What you are asked to do
Within the material below, find each line bearing the word "this" and present it.

## BEGIN Dataset rows

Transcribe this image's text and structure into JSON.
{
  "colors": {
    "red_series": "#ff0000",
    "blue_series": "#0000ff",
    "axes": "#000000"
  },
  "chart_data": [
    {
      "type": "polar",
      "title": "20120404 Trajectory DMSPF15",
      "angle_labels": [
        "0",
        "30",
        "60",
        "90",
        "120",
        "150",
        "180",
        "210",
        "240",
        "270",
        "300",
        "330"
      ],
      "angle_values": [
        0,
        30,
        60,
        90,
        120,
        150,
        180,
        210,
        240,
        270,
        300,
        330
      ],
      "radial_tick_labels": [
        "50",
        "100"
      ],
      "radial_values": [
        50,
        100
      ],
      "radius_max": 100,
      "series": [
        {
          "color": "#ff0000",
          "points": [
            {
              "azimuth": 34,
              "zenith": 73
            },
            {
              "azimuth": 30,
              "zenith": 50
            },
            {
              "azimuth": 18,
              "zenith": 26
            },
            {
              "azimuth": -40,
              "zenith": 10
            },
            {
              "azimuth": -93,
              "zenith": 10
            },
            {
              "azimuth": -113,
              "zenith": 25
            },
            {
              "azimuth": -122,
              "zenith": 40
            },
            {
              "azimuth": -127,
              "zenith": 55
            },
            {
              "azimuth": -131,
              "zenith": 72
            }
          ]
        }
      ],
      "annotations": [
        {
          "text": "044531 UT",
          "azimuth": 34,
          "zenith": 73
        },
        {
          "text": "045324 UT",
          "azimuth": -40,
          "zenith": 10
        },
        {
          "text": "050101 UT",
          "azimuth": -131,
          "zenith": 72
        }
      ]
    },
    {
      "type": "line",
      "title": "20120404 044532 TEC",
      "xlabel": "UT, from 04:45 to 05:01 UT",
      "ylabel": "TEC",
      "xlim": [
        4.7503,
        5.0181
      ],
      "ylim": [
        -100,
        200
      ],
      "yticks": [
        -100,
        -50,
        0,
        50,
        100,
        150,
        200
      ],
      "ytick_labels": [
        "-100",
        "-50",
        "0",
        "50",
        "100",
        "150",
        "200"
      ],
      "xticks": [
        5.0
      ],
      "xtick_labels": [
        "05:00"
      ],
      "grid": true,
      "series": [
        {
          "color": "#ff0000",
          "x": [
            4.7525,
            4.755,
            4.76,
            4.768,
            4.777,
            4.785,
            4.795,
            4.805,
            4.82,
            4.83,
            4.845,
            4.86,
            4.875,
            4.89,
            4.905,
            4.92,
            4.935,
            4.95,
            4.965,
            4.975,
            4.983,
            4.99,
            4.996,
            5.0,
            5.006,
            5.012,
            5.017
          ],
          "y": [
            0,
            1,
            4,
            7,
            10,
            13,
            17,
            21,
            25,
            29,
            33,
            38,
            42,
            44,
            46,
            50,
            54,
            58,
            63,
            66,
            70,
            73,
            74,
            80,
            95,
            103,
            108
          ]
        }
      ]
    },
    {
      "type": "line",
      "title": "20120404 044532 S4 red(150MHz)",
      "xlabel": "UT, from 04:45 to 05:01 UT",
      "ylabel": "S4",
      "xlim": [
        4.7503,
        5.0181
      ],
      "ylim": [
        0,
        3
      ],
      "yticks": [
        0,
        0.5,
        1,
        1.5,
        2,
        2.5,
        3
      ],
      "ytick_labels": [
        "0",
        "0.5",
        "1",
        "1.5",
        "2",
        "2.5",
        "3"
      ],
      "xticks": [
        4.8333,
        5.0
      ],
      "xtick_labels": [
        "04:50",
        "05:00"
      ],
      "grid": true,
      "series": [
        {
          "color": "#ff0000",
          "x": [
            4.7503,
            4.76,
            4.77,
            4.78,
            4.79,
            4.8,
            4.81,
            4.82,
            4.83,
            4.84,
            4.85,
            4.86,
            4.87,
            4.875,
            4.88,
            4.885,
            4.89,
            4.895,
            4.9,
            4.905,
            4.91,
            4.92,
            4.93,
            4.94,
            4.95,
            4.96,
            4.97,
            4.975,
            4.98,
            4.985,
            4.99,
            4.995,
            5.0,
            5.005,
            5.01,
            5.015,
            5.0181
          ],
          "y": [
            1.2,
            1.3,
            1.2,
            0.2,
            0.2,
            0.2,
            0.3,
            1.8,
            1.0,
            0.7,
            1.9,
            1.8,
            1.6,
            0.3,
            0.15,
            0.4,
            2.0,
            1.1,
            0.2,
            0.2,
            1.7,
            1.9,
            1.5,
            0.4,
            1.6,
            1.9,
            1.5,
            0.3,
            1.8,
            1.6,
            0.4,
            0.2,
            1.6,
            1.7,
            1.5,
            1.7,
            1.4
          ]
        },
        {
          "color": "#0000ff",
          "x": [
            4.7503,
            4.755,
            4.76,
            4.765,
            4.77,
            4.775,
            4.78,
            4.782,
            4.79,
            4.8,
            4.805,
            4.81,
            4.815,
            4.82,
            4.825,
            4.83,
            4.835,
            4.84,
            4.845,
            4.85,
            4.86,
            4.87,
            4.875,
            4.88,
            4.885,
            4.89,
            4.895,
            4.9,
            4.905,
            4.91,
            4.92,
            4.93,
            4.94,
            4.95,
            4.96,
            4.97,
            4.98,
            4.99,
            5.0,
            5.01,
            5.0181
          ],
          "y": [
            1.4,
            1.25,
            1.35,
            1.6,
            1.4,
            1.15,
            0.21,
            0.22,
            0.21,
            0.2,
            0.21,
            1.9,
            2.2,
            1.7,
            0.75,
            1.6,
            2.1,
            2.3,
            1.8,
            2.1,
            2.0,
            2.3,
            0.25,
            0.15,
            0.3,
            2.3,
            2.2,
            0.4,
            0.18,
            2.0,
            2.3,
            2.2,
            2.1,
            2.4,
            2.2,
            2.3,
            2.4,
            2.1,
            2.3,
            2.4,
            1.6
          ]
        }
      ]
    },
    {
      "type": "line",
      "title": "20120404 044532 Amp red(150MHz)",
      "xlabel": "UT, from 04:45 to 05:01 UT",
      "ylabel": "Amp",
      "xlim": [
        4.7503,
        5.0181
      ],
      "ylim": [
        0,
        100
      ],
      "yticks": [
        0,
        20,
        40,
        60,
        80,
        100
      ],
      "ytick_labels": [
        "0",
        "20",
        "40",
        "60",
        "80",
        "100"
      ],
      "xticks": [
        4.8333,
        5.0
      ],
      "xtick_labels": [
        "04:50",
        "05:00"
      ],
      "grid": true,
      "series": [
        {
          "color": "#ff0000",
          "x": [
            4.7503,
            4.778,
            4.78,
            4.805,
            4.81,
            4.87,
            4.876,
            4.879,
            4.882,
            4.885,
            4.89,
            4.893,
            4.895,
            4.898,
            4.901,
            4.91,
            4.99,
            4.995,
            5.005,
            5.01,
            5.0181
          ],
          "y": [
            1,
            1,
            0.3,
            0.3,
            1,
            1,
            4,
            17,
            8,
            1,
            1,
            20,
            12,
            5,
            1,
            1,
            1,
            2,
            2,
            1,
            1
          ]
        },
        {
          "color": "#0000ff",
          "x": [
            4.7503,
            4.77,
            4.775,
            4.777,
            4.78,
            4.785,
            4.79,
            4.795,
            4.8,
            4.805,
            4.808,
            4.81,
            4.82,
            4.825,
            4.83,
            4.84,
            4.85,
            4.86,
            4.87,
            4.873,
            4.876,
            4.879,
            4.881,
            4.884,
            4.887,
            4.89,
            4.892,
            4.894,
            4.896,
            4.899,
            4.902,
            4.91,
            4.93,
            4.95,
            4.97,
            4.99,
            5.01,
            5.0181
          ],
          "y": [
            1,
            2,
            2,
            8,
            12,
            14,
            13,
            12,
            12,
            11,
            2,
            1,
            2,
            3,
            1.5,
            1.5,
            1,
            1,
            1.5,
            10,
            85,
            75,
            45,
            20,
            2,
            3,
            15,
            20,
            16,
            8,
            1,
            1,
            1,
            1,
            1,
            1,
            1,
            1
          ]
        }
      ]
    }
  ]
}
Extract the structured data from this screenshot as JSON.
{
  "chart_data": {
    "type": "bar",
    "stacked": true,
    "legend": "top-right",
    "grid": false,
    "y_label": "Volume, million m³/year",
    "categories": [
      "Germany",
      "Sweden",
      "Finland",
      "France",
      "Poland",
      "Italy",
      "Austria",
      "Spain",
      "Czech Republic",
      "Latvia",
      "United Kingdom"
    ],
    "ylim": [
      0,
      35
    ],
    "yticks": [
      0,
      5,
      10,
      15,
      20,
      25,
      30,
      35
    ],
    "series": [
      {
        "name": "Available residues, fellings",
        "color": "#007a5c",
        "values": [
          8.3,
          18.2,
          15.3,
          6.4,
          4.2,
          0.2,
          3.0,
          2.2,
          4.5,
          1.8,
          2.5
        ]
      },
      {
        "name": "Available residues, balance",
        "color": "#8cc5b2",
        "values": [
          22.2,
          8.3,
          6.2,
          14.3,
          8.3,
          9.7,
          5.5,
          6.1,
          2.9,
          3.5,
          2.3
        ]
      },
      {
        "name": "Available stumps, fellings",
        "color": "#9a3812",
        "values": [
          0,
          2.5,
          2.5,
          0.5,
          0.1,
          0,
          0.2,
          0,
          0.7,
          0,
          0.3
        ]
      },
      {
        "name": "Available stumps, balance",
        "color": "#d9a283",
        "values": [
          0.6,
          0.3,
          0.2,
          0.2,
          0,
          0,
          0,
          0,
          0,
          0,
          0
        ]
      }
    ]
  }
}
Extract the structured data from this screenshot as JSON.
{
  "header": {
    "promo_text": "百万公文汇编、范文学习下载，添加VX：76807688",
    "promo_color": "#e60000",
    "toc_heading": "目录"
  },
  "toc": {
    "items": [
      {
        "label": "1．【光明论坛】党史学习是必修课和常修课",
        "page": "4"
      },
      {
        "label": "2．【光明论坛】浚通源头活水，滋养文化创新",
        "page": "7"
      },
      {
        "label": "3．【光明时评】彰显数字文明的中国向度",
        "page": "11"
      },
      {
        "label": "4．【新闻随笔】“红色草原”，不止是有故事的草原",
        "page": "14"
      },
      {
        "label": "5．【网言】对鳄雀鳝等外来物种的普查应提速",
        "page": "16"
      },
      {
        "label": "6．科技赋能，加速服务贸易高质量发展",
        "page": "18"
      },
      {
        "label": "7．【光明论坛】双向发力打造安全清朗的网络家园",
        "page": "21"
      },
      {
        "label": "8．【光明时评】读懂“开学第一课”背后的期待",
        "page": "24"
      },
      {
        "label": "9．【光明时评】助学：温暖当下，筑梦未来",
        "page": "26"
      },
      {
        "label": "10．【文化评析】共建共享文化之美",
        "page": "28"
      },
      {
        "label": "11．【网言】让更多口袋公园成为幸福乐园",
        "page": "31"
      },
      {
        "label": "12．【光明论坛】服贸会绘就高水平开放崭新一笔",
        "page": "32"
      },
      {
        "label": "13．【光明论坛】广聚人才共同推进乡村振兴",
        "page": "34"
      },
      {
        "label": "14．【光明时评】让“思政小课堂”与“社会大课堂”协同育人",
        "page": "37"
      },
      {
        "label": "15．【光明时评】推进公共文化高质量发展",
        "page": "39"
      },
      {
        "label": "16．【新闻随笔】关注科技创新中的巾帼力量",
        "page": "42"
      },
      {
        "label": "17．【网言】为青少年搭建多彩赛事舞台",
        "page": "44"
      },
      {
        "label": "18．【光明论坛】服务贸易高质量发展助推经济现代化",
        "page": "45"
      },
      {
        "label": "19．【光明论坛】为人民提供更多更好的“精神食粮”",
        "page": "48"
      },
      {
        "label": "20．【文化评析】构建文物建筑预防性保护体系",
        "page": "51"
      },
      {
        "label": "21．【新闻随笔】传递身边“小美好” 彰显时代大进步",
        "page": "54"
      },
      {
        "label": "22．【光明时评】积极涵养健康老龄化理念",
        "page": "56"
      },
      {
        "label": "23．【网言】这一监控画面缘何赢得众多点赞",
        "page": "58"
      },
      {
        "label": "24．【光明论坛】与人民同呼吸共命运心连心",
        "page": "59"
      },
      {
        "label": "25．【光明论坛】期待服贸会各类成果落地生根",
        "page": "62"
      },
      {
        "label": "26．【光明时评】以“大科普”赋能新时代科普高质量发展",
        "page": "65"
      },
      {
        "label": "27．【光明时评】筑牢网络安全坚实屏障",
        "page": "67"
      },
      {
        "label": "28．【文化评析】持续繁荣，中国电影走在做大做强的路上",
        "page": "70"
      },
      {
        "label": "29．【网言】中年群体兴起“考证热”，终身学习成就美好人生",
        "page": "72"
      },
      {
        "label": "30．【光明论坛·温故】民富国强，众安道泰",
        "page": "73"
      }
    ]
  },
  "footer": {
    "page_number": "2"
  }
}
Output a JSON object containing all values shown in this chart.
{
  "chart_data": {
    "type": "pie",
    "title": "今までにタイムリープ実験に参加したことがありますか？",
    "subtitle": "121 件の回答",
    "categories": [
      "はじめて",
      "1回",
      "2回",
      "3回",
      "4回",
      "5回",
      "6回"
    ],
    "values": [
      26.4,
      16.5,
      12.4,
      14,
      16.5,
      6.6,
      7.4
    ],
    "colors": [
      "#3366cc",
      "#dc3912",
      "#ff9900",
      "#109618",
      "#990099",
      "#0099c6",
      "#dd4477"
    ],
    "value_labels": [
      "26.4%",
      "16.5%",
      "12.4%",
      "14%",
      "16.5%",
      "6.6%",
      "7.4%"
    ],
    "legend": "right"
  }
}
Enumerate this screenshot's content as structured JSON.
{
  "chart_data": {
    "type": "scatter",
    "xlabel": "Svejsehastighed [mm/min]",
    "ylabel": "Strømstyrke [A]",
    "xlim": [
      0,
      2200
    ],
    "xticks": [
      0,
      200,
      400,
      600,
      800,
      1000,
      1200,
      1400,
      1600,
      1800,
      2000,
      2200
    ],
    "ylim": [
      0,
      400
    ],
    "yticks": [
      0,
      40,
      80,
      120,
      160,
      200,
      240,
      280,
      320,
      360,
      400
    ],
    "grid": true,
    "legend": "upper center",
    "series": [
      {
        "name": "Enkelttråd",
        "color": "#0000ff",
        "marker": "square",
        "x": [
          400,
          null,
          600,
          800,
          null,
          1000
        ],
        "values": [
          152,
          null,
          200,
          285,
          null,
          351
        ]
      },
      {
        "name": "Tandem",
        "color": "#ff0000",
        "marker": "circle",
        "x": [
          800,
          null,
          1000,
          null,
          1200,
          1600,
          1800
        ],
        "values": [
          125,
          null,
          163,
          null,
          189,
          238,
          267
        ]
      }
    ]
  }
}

## END Dataset rows

The solution
Transcribe this image's text and structure into JSON.
Extract the structured data from this screenshot as JSON.
Extract the structured data from this screenshot as JSON.
Output a JSON object containing all values shown in this chart.
Enumerate this screenshot's content as structured JSON.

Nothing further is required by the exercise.